◆ **Source data**:
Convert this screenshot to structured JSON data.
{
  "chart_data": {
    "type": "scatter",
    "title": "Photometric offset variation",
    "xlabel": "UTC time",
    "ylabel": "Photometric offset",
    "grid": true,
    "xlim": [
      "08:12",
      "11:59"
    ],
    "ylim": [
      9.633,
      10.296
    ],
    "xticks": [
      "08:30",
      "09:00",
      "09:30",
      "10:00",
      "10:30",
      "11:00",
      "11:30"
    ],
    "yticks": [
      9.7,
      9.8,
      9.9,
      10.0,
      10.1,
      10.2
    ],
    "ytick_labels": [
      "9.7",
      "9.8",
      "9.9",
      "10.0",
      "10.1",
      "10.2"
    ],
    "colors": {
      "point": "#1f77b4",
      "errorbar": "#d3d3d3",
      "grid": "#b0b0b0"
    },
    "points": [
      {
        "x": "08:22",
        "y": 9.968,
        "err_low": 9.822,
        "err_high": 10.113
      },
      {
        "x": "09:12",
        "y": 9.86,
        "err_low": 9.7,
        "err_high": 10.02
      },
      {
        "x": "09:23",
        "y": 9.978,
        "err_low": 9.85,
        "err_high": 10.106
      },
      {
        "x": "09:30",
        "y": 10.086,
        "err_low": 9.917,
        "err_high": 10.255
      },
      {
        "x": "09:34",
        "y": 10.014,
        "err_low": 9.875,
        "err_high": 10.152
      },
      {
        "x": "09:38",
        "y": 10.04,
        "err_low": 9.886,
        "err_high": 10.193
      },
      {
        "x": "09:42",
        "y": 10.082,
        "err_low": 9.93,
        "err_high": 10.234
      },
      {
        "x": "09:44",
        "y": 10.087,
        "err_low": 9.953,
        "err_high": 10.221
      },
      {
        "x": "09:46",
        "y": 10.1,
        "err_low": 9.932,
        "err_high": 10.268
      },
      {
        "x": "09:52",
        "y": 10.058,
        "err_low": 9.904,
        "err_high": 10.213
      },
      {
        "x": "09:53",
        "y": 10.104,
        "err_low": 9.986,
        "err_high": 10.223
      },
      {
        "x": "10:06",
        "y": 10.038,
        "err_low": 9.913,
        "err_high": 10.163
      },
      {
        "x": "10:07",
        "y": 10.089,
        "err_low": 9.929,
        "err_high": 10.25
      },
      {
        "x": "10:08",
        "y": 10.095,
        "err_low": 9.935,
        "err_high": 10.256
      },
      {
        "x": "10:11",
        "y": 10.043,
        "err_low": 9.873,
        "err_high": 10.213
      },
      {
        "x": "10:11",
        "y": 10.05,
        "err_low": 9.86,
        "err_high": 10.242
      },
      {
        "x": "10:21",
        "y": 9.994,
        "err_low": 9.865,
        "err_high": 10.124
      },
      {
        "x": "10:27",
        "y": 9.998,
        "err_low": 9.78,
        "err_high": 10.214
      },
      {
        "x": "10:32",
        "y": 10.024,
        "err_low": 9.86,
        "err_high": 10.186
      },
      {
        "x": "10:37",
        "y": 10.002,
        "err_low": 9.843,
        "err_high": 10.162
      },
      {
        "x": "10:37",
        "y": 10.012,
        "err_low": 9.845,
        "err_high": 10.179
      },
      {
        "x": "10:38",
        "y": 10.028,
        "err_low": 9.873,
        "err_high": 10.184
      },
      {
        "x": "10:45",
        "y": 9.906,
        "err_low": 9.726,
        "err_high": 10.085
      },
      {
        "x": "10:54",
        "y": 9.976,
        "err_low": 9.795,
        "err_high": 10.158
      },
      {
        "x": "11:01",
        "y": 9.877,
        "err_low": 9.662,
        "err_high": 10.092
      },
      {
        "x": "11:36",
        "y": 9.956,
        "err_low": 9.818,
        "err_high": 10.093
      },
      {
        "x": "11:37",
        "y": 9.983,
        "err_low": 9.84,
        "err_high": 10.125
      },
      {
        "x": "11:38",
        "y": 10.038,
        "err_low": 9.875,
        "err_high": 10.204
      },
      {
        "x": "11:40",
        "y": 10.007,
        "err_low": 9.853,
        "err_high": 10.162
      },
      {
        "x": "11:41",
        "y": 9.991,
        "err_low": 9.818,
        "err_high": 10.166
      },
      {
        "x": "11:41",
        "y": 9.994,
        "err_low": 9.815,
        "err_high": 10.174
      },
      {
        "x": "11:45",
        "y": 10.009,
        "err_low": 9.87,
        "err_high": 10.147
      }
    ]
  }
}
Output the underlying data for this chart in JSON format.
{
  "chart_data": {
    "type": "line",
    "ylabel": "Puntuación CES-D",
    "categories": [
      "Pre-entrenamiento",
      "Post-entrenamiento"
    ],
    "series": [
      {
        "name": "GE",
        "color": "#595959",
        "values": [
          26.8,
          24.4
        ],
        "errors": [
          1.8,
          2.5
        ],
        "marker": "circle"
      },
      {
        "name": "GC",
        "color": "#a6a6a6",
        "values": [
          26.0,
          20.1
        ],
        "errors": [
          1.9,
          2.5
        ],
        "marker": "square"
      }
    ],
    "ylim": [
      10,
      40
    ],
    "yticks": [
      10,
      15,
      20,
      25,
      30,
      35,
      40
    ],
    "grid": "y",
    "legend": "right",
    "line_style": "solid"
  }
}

◆ **Exercise goal**:
Scan the records above for the string "this", then select every line that holds it.

◆ **Task solution**:
Convert this screenshot to structured JSON data.
Output the underlying data for this chart in JSON format.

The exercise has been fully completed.